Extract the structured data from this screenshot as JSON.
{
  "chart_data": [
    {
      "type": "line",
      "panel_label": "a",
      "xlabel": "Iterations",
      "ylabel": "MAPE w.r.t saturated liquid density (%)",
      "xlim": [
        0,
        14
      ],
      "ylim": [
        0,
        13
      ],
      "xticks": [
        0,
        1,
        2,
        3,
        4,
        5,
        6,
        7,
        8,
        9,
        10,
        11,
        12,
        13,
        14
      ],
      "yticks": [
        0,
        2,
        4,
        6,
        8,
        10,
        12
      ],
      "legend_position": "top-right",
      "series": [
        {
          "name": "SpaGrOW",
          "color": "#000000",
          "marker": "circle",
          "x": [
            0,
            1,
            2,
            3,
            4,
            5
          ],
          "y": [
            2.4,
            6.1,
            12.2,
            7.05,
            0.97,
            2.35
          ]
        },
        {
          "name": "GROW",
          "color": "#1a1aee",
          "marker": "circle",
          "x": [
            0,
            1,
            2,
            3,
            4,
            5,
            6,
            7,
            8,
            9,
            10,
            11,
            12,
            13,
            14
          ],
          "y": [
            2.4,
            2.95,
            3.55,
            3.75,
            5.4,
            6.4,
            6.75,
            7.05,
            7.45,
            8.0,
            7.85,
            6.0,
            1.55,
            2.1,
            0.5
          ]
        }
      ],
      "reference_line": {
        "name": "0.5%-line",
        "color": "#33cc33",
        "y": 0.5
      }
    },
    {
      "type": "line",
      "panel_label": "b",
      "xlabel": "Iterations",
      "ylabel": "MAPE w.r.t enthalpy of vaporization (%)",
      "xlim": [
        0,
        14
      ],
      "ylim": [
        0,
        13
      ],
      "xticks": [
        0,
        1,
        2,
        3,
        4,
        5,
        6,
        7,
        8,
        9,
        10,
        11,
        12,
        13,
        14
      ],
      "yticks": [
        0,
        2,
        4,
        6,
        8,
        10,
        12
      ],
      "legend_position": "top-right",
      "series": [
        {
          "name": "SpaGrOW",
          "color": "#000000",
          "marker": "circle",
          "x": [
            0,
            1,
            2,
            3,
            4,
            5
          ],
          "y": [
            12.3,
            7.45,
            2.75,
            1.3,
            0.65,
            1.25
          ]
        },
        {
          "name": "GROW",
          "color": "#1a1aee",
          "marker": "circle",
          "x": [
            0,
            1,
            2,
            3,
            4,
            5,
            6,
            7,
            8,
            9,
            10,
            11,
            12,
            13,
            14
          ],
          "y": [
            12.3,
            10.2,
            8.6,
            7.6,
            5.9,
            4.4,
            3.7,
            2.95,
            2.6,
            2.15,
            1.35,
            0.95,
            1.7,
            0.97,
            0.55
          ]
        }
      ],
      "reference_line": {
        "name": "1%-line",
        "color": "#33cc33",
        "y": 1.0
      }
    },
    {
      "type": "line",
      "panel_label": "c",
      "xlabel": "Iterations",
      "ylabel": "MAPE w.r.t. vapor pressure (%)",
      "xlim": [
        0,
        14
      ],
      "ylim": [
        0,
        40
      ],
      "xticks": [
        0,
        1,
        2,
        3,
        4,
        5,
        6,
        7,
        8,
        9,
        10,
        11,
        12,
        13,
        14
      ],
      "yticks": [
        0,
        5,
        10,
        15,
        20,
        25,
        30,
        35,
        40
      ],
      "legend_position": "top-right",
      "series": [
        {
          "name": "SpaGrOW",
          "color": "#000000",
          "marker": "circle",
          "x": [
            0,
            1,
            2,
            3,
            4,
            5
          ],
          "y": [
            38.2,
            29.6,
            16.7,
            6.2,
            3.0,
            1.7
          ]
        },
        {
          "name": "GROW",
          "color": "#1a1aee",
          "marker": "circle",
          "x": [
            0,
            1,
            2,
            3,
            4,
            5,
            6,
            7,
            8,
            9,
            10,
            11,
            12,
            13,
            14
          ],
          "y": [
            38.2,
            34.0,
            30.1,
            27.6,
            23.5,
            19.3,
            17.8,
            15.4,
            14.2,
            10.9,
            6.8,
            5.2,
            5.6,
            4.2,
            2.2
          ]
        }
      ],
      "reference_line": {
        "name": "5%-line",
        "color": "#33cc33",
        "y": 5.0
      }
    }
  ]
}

## Your task:
Return the whole listing exactly, with every line included.

## Expected answer:
Extract the structured data from this screenshot as JSON.
{
  "chart_data": [
    {
      "type": "line",
      "panel_label": "a",
      "xlabel": "Iterations",
      "ylabel": "MAPE w.r.t saturated liquid density (%)",
      "xlim": [
        0,
        14
      ],
      "ylim": [
        0,
        13
      ],
      "xticks": [
        0,
        1,
        2,
        3,
        4,
        5,
        6,
        7,
        8,
        9,
        10,
        11,
        12,
        13,
        14
      ],
      "yticks": [
        0,
        2,
        4,
        6,
        8,
        10,
        12
      ],
      "legend_position": "top-right",
      "series": [
        {
          "name": "SpaGrOW",
          "color": "#000000",
          "marker": "circle",
          "x": [
            0,
            1,
            2,
            3,
            4,
            5
          ],
          "y": [
            2.4,
            6.1,
            12.2,
            7.05,
            0.97,
            2.35
          ]
        },
        {
          "name": "GROW",
          "color": "#1a1aee",
          "marker": "circle",
          "x": [
            0,
            1,
            2,
            3,
            4,
            5,
            6,
            7,
            8,
            9,
            10,
            11,
            12,
            13,
            14
          ],
          "y": [
            2.4,
            2.95,
            3.55,
            3.75,
            5.4,
            6.4,
            6.75,
            7.05,
            7.45,
            8.0,
            7.85,
            6.0,
            1.55,
            2.1,
            0.5
          ]
        }
      ],
      "reference_line": {
        "name": "0.5%-line",
        "color": "#33cc33",
        "y": 0.5
      }
    },
    {
      "type": "line",
      "panel_label": "b",
      "xlabel": "Iterations",
      "ylabel": "MAPE w.r.t enthalpy of vaporization (%)",
      "xlim": [
        0,
        14
      ],
      "ylim": [
        0,
        13
      ],
      "xticks": [
        0,
        1,
        2,
        3,
        4,
        5,
        6,
        7,
        8,
        9,
        10,
        11,
        12,
        13,
        14
      ],
      "yticks": [
        0,
        2,
        4,
        6,
        8,
        10,
        12
      ],
      "legend_position": "top-right",
      "series": [
        {
          "name": "SpaGrOW",
          "color": "#000000",
          "marker": "circle",
          "x": [
            0,
            1,
            2,
            3,
            4,
            5
          ],
          "y": [
            12.3,
            7.45,
            2.75,
            1.3,
            0.65,
            1.25
          ]
        },
        {
          "name": "GROW",
          "color": "#1a1aee",
          "marker": "circle",
          "x": [
            0,
            1,
            2,
            3,
            4,
            5,
            6,
            7,
            8,
            9,
            10,
            11,
            12,
            13,
            14
          ],
          "y": [
            12.3,
            10.2,
            8.6,
            7.6,
            5.9,
            4.4,
            3.7,
            2.95,
            2.6,
            2.15,
            1.35,
            0.95,
            1.7,
            0.97,
            0.55
          ]
        }
      ],
      "reference_line": {
        "name": "1%-line",
        "color": "#33cc33",
        "y": 1.0
      }
    },
    {
      "type": "line",
      "panel_label": "c",
      "xlabel": "Iterations",
      "ylabel": "MAPE w.r.t. vapor pressure (%)",
      "xlim": [
        0,
        14
      ],
      "ylim": [
        0,
        40
      ],
      "xticks": [
        0,
        1,
        2,
        3,
        4,
        5,
        6,
        7,
        8,
        9,
        10,
        11,
        12,
        13,
        14
      ],
      "yticks": [
        0,
        5,
        10,
        15,
        20,
        25,
        30,
        35,
        40
      ],
      "legend_position": "top-right",
      "series": [
        {
          "name": "SpaGrOW",
          "color": "#000000",
          "marker": "circle",
          "x": [
            0,
            1,
            2,
            3,
            4,
            5
          ],
          "y": [
            38.2,
            29.6,
            16.7,
            6.2,
            3.0,
            1.7
          ]
        },
        {
          "name": "GROW",
          "color": "#1a1aee",
          "marker": "circle",
          "x": [
            0,
            1,
            2,
            3,
            4,
            5,
            6,
            7,
            8,
            9,
            10,
            11,
            12,
            13,
            14
          ],
          "y": [
            38.2,
            34.0,
            30.1,
            27.6,
            23.5,
            19.3,
            17.8,
            15.4,
            14.2,
            10.9,
            6.8,
            5.2,
            5.6,
            4.2,
            2.2
          ]
        }
      ],
      "reference_line": {
        "name": "5%-line",
        "color": "#33cc33",
        "y": 5.0
      }
    }
  ]
}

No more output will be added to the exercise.